* WHAT THE TASK ASKS *
Tally each line where the word "index" occurs, then give only the total.

-- start --

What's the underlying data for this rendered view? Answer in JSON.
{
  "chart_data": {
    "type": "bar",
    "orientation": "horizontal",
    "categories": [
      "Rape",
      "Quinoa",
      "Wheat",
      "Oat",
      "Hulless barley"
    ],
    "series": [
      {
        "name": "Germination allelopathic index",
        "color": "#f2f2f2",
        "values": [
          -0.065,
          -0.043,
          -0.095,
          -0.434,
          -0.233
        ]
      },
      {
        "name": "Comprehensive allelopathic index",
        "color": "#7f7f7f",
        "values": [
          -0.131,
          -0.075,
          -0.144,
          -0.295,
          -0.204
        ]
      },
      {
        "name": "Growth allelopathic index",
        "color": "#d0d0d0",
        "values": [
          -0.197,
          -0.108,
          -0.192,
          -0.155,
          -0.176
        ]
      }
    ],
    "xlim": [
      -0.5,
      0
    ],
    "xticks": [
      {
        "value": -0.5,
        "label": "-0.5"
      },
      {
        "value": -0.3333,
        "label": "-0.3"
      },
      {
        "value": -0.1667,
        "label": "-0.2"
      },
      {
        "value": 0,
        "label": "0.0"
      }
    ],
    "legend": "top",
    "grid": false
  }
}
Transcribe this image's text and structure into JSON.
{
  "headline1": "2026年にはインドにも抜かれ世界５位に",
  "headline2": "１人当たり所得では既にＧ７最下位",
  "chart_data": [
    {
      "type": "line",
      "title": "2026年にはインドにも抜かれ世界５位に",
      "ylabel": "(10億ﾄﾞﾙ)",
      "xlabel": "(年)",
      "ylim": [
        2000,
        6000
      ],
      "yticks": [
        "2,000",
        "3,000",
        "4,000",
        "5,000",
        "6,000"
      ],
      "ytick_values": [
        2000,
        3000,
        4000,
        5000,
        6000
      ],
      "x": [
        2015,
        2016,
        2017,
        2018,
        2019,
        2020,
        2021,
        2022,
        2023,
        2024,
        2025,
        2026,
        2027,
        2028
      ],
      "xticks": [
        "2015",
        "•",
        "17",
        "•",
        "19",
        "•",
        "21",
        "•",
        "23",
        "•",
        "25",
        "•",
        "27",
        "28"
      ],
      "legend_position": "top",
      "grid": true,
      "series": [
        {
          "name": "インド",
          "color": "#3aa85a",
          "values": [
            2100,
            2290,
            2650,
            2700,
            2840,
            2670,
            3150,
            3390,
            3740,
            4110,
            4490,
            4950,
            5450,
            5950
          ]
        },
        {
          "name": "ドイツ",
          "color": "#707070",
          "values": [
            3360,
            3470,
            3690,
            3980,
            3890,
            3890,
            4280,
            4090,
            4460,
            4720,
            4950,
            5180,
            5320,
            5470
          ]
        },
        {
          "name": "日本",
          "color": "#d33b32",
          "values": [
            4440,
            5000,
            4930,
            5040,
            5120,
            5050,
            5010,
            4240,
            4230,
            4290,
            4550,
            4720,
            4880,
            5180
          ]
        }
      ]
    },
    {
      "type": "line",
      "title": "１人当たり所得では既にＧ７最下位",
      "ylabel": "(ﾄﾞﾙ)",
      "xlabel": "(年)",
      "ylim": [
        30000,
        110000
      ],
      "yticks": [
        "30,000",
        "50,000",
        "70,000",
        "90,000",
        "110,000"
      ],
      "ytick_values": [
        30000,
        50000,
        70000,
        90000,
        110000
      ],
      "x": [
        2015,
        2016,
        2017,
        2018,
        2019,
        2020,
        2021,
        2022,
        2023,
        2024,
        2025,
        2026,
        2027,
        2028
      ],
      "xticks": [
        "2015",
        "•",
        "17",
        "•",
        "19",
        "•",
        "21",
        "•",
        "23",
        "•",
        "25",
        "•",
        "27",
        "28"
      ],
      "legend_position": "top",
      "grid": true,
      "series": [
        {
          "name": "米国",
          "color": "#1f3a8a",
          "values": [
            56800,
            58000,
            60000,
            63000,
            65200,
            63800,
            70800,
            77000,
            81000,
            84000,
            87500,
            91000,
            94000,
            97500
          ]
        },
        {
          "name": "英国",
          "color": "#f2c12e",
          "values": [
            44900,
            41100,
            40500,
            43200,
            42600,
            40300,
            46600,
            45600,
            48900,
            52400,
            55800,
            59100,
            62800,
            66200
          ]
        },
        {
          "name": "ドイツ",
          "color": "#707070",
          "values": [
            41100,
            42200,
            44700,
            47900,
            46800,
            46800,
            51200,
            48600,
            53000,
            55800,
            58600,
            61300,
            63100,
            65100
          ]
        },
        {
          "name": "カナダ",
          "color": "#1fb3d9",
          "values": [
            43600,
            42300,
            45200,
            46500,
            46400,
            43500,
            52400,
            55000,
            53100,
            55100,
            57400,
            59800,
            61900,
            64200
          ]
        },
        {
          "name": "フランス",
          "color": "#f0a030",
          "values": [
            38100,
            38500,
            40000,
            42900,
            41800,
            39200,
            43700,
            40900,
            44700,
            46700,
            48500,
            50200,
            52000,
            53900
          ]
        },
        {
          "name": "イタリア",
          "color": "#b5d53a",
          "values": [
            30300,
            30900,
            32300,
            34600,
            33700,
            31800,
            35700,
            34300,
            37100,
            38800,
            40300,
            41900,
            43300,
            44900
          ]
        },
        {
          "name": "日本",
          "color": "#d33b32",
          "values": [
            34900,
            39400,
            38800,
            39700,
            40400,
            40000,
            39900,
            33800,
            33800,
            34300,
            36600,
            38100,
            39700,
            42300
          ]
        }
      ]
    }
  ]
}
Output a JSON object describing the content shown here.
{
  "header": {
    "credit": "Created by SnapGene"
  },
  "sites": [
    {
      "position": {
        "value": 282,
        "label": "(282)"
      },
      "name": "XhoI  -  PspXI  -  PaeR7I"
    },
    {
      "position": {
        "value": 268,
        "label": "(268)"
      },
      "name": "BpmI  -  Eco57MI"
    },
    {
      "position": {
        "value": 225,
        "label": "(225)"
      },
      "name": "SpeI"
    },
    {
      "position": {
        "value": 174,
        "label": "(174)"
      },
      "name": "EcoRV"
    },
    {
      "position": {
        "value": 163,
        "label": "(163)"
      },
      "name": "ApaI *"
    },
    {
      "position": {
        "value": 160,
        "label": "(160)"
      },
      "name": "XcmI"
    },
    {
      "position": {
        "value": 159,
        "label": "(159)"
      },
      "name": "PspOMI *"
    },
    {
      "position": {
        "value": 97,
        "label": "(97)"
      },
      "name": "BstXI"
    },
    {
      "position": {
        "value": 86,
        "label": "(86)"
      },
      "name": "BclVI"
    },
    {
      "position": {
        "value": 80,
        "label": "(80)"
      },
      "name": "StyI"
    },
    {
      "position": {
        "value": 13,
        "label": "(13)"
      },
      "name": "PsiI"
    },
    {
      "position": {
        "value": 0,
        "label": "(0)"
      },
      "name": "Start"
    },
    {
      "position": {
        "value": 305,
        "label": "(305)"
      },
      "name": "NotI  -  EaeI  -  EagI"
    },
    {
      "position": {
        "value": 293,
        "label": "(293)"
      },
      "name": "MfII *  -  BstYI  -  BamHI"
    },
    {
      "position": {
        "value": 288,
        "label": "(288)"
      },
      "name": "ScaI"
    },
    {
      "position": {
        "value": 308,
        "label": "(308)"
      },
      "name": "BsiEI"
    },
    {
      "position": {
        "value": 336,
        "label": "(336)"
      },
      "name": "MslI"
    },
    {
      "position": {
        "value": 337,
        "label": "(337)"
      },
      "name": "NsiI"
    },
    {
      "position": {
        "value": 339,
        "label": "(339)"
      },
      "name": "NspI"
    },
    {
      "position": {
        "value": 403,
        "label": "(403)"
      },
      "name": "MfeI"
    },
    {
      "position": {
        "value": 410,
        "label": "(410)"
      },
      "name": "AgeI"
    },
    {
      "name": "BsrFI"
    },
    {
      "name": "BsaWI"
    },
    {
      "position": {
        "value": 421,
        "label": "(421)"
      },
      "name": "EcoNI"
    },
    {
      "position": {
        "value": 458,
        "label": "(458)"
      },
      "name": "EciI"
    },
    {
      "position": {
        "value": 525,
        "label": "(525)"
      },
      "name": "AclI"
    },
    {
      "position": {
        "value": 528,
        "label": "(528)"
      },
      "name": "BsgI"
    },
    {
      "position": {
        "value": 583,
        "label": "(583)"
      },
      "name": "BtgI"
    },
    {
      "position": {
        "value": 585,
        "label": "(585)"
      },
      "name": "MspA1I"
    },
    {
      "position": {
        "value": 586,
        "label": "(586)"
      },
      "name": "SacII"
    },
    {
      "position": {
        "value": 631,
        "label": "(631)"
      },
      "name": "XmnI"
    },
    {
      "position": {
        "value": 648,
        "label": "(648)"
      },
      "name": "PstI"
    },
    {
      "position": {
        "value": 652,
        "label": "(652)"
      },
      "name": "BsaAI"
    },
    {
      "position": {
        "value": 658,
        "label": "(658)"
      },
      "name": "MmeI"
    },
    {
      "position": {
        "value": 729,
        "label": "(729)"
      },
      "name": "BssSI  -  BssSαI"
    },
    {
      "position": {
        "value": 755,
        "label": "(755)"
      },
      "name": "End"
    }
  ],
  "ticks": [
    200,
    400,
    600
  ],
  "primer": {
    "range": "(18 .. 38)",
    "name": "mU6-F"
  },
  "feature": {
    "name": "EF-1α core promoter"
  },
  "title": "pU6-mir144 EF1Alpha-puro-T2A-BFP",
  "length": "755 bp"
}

-- end --

* SOLUTION BELOW *
3